-------- Fragment tekstu

Zacięta i wyrównana poniedziałkowa kolejka

2023-04-25
Zacięta i wyrównana poniedziałkowa kolejka

Tak wyrównanej i zaciętej kolejki nie było od początku sezonu wiosennego. Na sześć potyczek, aż pięć zakończyło się różnicą jednej bramki. Tylko Laruss Real Players wyraźnie pokonał FlexLink, pozostałe mecze były na styku. W I Lidze Niereal prowadził do przerwy 4:2, ale w drugiej połowie zagrał zdecydowanie słabiej i uległ Trans Auto Serwis 4:5. Niezwykle szybkie i otwarte widowisko stworzyły ekipy Junikowo Crew i Leśne Dziadki. Nieznacznie lepsi okazali się gospodarze, którzy szalę zwycięstwa przesądzili w końcowym fragmencie meczu. W II Lidze Team Envitest prowadził już 1:4, ale szalona pogoń Czerwonych Diabłów spowodowała, że goście do końca musieli drżeć o wynik. Ostatecznie Team Envitest wygrał 3:4. Nadal bez punktu jest zespół The Naturat, który tym razem przegrał z Blind Fish, dla którego było to drugie zwycięstwo z rzędu. Grad bramek padł w meczu pomiędzy Dekpolem, a Volkswagen Group Services. Do przerwy jedną bramką prowadził Dekpol. Po zmianie stron Volkswagen odmienił losy potyczki i pokusił się o trzy punkty, w czym duża zasługa braci Łukasza i Pawła Urbańczyków, którzy łącznie strzelili po trzy gole.

I Liga
Dwa niezwykle wyrównane spotkania zobaczyliśmy w poniedziałkowy wieczór w najwyższej klasie rozgrywkowej. W pierwszym Niereal podejmował Trans Auto Serwis. Lepiej spotkanie zaczęli obrońcy tytułu, którzy już w 4 minucie objęli prowadzenie po strzale Macieja Kantarka. Kolejne minuty należały do gości. W 10 minucie wyrównał Michał Mirecki, który wykończył skutecznie całą akcję zespołu, a 120 sekund później ten sam zawodnik w dość szczęśliwy sposób pokonał Darka Pawlaka. Prowadzenie trochę uśpiło graczy Trans Auto Serwis, którzy oddali inicjatywę. Z tego skorzystał przeciwnik i jeszcze do przerwy odwrócił losy spotkania. W głównej roli Patryk Dunikowski, który zaliczył dublet, a dzieła dokończył minutę przed przerwą Przemysław Pawlak, który wykorzystał doskonałe prostopadłe podanie od Darka Pawlaka. Do przerwy gospodarze prowadzili dwoma "oczkami".

----------------
-------- Materiał do ćwiczenia

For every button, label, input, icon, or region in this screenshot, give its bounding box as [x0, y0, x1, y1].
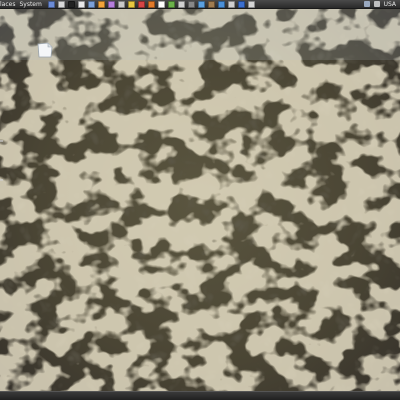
- image-viewer-icon[interactable]: [117, 0, 125, 8]
- screenshot-icon[interactable]: [227, 0, 235, 8]
- system-tray: USA: [360, 0, 400, 9]
- calendar-icon[interactable]: [157, 0, 165, 8]
- help-icon[interactable]: [217, 0, 225, 8]
- bluetooth-icon[interactable]: [237, 0, 245, 8]
- desktop-wallpaper: [0, 0, 400, 400]
- download-icon[interactable]: [197, 0, 205, 8]
- top-panel: laces System USA: [0, 0, 400, 9]
- keyboard-layout-indicator[interactable]: USA: [384, 0, 396, 9]
- office-icon[interactable]: [127, 0, 135, 8]
- power-icon[interactable]: [247, 0, 255, 8]
- text-editor-icon[interactable]: [77, 0, 85, 8]
- vault-icon[interactable]: [207, 0, 215, 8]
- edge-mark: [0, 179, 3, 181]
- system-menu[interactable]: System: [19, 0, 41, 9]
- edge-mark: [0, 140, 3, 142]
- file-manager-icon[interactable]: [87, 0, 95, 8]
- network-icon[interactable]: [363, 1, 370, 7]
- terminal-icon[interactable]: [67, 0, 75, 8]
- mail-icon[interactable]: [57, 0, 65, 8]
- bottom-panel: [0, 391, 400, 400]
- package-icon[interactable]: [187, 0, 195, 8]
- chat-icon[interactable]: [97, 0, 105, 8]
- presentation-icon[interactable]: [177, 0, 185, 8]
- volume-icon[interactable]: [373, 1, 380, 7]
- web-browser-icon[interactable]: [47, 0, 55, 8]
- music-icon[interactable]: [147, 0, 155, 8]
- media-player-icon[interactable]: [107, 0, 115, 8]
- places-menu[interactable]: laces: [0, 0, 15, 9]
- spreadsheet-icon[interactable]: [167, 0, 175, 8]
- launcher-bar: [47, 0, 258, 8]
- settings-icon[interactable]: [137, 0, 145, 8]
- document-icon[interactable]: [36, 42, 54, 58]
- trash-icon[interactable]: [384, 393, 394, 399]
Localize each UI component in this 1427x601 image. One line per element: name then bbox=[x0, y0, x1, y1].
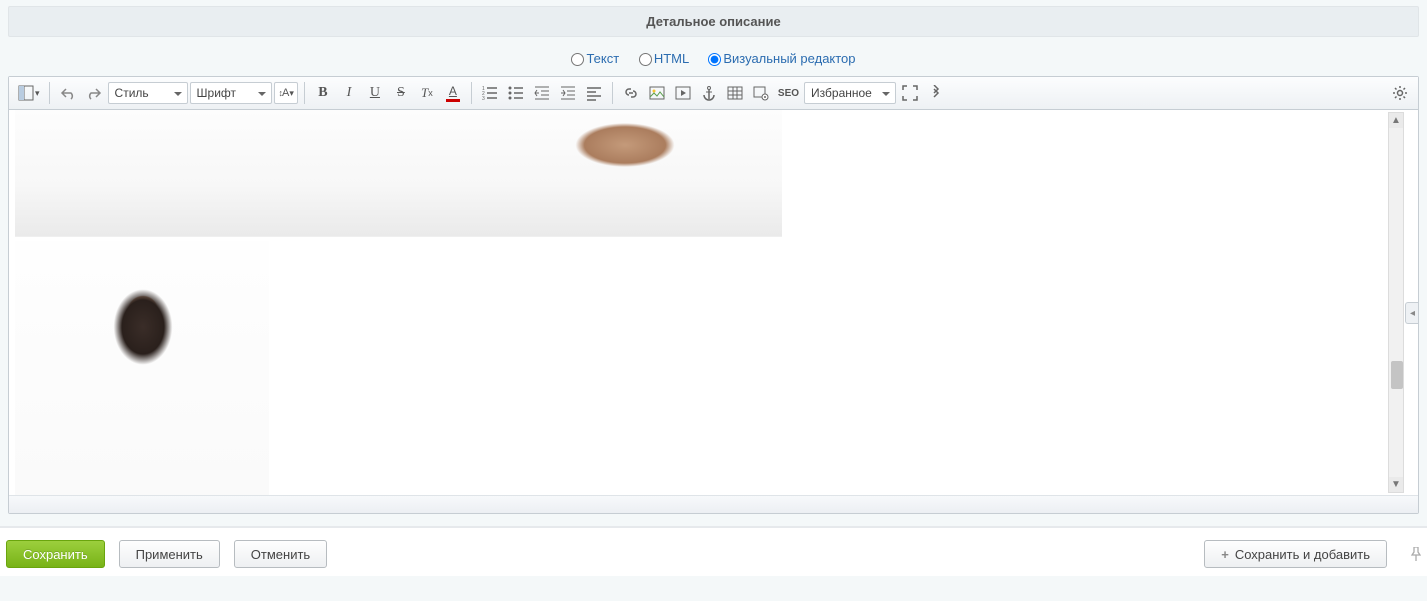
apply-button[interactable]: Применить bbox=[119, 540, 220, 568]
video-button[interactable] bbox=[671, 81, 695, 105]
italic-button[interactable]: I bbox=[337, 81, 361, 105]
more-button[interactable] bbox=[924, 81, 948, 105]
unordered-list-button[interactable] bbox=[504, 81, 528, 105]
underline-button[interactable]: U bbox=[363, 81, 387, 105]
redo-button[interactable] bbox=[82, 81, 106, 105]
undo-button[interactable] bbox=[56, 81, 80, 105]
pin-icon[interactable] bbox=[1411, 547, 1421, 561]
content-image-2[interactable] bbox=[15, 241, 269, 495]
scroll-down-button[interactable]: ▼ bbox=[1389, 477, 1403, 492]
anchor-button[interactable] bbox=[697, 81, 721, 105]
font-select[interactable]: Шрифт bbox=[190, 82, 272, 104]
bold-button[interactable]: B bbox=[311, 81, 335, 105]
mode-html[interactable]: HTML bbox=[639, 51, 693, 66]
editor-content[interactable] bbox=[15, 110, 1386, 495]
text-color-button[interactable]: A bbox=[441, 81, 465, 105]
style-select[interactable]: Стиль bbox=[108, 82, 188, 104]
editor-statusbar bbox=[9, 495, 1418, 513]
strikethrough-button[interactable]: S bbox=[389, 81, 413, 105]
editor-mode-switch: Текст HTML Визуальный редактор bbox=[8, 37, 1419, 76]
vertical-scrollbar[interactable]: ▲ ▼ bbox=[1388, 112, 1404, 493]
editor-toolbar: ▾ Стиль Шрифт ↕A▾ B I U S Tx bbox=[9, 77, 1418, 110]
align-button[interactable] bbox=[582, 81, 606, 105]
image-link-button[interactable] bbox=[749, 81, 773, 105]
save-button[interactable]: Сохранить bbox=[6, 540, 105, 568]
mode-text[interactable]: Текст bbox=[571, 51, 622, 66]
cancel-button[interactable]: Отменить bbox=[234, 540, 327, 568]
section-title: Детальное описание bbox=[8, 6, 1419, 37]
ordered-list-button[interactable]: 123 bbox=[478, 81, 502, 105]
scroll-up-button[interactable]: ▲ bbox=[1389, 113, 1403, 128]
fullscreen-button[interactable] bbox=[898, 81, 922, 105]
seo-button[interactable]: SEO bbox=[775, 81, 802, 105]
content-image-1[interactable] bbox=[15, 110, 782, 237]
image-button[interactable] bbox=[645, 81, 669, 105]
mode-visual[interactable]: Визуальный редактор bbox=[708, 51, 855, 66]
side-panel-toggle[interactable]: ◂ bbox=[1405, 302, 1418, 324]
scroll-thumb[interactable] bbox=[1391, 361, 1403, 389]
link-button[interactable] bbox=[619, 81, 643, 105]
save-and-add-button[interactable]: + Сохранить и добавить bbox=[1204, 540, 1387, 568]
action-bar: Сохранить Применить Отменить + Сохранить… bbox=[0, 526, 1427, 576]
favorites-select[interactable]: Избранное bbox=[804, 82, 896, 104]
clear-format-button[interactable]: Tx bbox=[415, 81, 439, 105]
table-button[interactable] bbox=[723, 81, 747, 105]
svg-text:3: 3 bbox=[482, 96, 485, 101]
layout-columns-button[interactable]: ▾ bbox=[15, 81, 43, 105]
settings-button[interactable] bbox=[1388, 81, 1412, 105]
indent-button[interactable] bbox=[556, 81, 580, 105]
rich-text-editor: ▾ Стиль Шрифт ↕A▾ B I U S Tx bbox=[8, 76, 1419, 514]
outdent-button[interactable] bbox=[530, 81, 554, 105]
font-size-button[interactable]: ↕A▾ bbox=[274, 82, 298, 104]
plus-icon: + bbox=[1221, 547, 1229, 562]
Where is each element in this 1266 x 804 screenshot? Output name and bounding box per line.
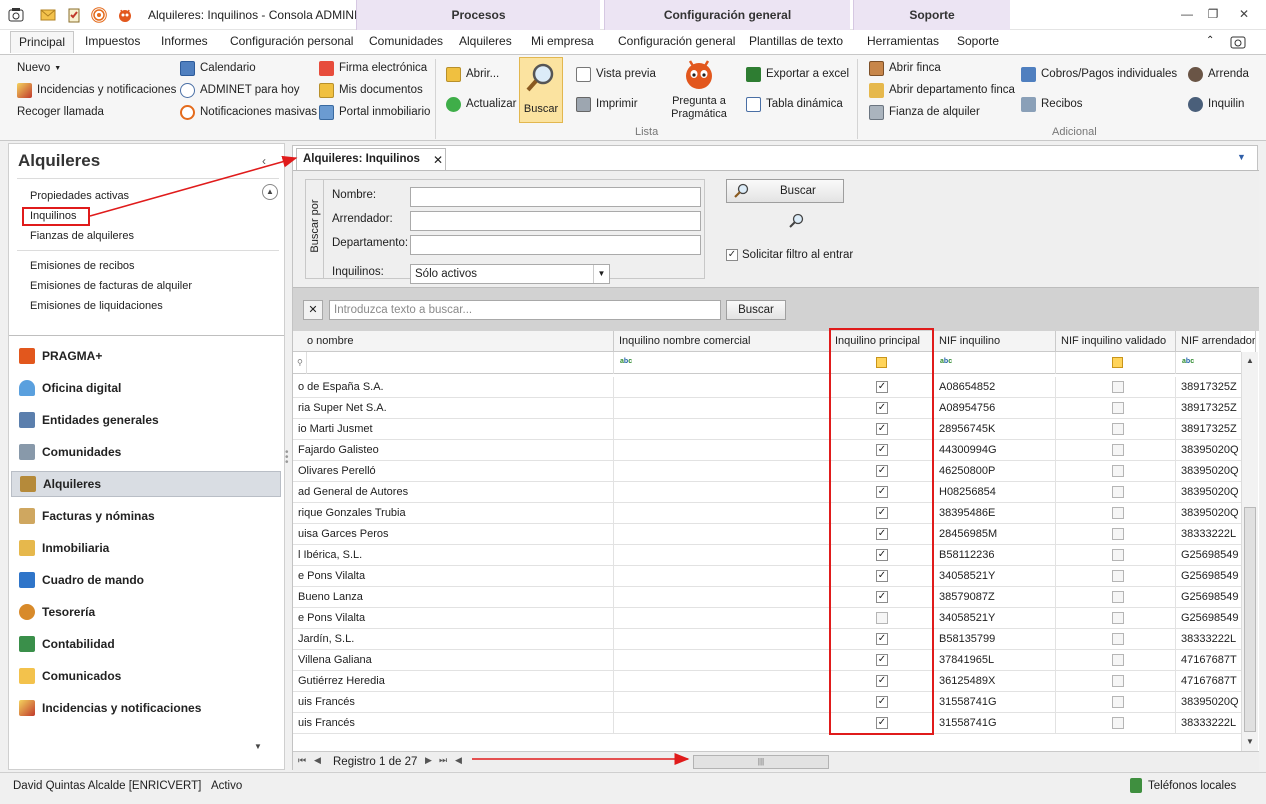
- annotation-arrows: [89, 155, 690, 765]
- annotation-arrow: [89, 155, 298, 217]
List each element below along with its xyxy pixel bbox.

----------------

* **Zadania do ćwiczenia**
**1)** Przepisz bez zmian linie rekordów od linii z „- image-viewer-icon[interactable]: [117, 0, 125, 8]” do linii z „- text-editor-icon[interactable]: [77, 0, 85, 8]”, łącznie z obiema.
**2)** Dopisz kolejny fragment relacji z poniedziałkowej kolejki ligowej, który następuje po jej ostatnim zdaniu.

* **Odpowiedzi do ćwiczenia**
**1)**
- image-viewer-icon[interactable]: [117, 0, 125, 8]
- screenshot-icon[interactable]: [227, 0, 235, 8]
- system-tray: USA: [360, 0, 400, 9]
- calendar-icon[interactable]: [157, 0, 165, 8]
- help-icon[interactable]: [217, 0, 225, 8]
- bluetooth-icon[interactable]: [237, 0, 245, 8]
- desktop-wallpaper: [0, 0, 400, 400]
- download-icon[interactable]: [197, 0, 205, 8]
- top-panel: laces System USA: [0, 0, 400, 9]
- keyboard-layout-indicator[interactable]: USA: [384, 0, 396, 9]
- office-icon[interactable]: [127, 0, 135, 8]
- power-icon[interactable]: [247, 0, 255, 8]
- text-editor-icon[interactable]: [77, 0, 85, 8]

**2)**
Drugie 25 minut należało w głównej mierze do drużyny Trans Auto Serwis. Ekipa przyspieszyła grę i zagrała wysokim pressingiem, co w krótkim czasie pozwoliło na odrobienie strat. Najpierw gola zdobył strzałem z głowy Łukasz Pieczyński, który wykorzystał świetne podanie Jakuba Frąckowiaka. Po chwili kombinacyjną akcję całego zespołu chytrym strzałem zakończył Darek Pieczyński. Mieliśmy 4:4. Goście nie zwalniali tempa i szli po kolejne trafienie. Mieli więcej z gry, a szczęście uśmiechnęło się do nich w 39 minucie kiedy to Maciej Manelski odzyskał prowadzenie. Końcowy fragment potyczki to nieustanne ataki Nierealu. Zawodnicy dochodzili do sytuacji strzeleckich, ale brakowało precyzji, wykończenia. Jeszcze w samej końcówce Niereal grał w przewadze, ale niestety tej przewagi również nie wykorzystał i musiał uznać wyższość swojego rywala.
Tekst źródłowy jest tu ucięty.